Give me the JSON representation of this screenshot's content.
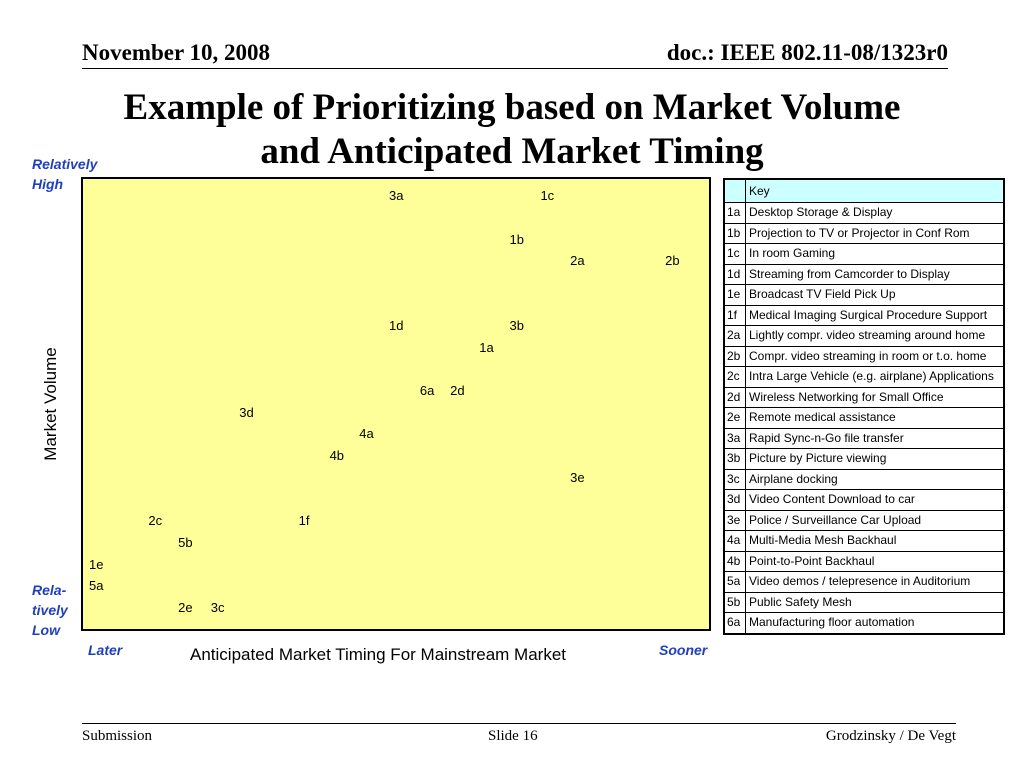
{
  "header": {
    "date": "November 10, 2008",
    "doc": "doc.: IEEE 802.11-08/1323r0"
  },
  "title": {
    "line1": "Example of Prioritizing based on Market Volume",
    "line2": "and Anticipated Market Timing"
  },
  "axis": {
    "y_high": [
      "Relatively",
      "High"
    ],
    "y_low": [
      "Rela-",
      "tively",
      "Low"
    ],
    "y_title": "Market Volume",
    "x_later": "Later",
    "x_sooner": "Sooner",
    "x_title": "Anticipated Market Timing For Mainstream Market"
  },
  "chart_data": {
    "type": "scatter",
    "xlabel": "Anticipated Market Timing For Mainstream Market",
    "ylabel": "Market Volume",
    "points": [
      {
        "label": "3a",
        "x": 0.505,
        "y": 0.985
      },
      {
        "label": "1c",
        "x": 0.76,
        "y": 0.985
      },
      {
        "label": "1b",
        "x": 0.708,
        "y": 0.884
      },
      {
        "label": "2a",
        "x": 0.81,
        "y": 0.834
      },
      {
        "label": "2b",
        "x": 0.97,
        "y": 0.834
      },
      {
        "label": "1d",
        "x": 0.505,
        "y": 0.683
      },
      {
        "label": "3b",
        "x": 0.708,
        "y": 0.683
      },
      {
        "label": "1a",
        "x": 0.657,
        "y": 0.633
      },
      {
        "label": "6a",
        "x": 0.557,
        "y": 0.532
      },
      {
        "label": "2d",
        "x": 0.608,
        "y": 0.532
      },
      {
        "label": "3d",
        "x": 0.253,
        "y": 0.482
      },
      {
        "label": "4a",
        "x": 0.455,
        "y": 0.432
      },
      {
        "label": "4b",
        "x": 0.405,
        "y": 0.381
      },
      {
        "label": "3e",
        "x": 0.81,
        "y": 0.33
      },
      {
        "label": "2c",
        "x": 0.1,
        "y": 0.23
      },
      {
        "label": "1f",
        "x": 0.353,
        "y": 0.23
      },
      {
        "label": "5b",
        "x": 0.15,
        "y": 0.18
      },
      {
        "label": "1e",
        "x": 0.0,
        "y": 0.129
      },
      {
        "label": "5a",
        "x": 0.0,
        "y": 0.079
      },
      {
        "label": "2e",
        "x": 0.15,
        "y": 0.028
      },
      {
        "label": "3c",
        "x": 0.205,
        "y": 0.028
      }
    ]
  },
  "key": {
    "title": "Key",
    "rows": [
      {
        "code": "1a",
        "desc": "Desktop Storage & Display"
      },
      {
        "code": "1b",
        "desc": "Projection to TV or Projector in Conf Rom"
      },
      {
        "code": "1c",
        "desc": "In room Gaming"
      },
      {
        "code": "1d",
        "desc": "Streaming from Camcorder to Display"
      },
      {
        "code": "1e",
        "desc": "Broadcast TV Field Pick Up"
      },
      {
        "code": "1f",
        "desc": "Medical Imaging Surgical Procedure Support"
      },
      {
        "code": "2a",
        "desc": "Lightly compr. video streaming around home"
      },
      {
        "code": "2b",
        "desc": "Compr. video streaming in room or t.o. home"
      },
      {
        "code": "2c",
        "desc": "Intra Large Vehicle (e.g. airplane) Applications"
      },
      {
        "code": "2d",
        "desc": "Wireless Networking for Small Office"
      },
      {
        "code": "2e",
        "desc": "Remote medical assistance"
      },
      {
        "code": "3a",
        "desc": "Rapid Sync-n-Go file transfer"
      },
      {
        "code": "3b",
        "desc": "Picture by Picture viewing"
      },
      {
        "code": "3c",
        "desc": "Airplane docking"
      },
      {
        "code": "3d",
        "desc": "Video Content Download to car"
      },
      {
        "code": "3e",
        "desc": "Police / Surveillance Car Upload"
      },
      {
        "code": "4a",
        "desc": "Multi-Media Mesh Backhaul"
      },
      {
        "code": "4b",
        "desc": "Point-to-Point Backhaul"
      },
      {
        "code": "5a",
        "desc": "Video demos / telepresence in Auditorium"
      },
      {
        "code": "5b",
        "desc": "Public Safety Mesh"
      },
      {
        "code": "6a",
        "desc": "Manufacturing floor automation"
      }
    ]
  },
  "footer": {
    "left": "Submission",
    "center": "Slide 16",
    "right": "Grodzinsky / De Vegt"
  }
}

* **Task to carry out**:
Lines of the listing that contain the word "Backhaul" are to be counted; report only their number.

* **Solution for this exercise**:
2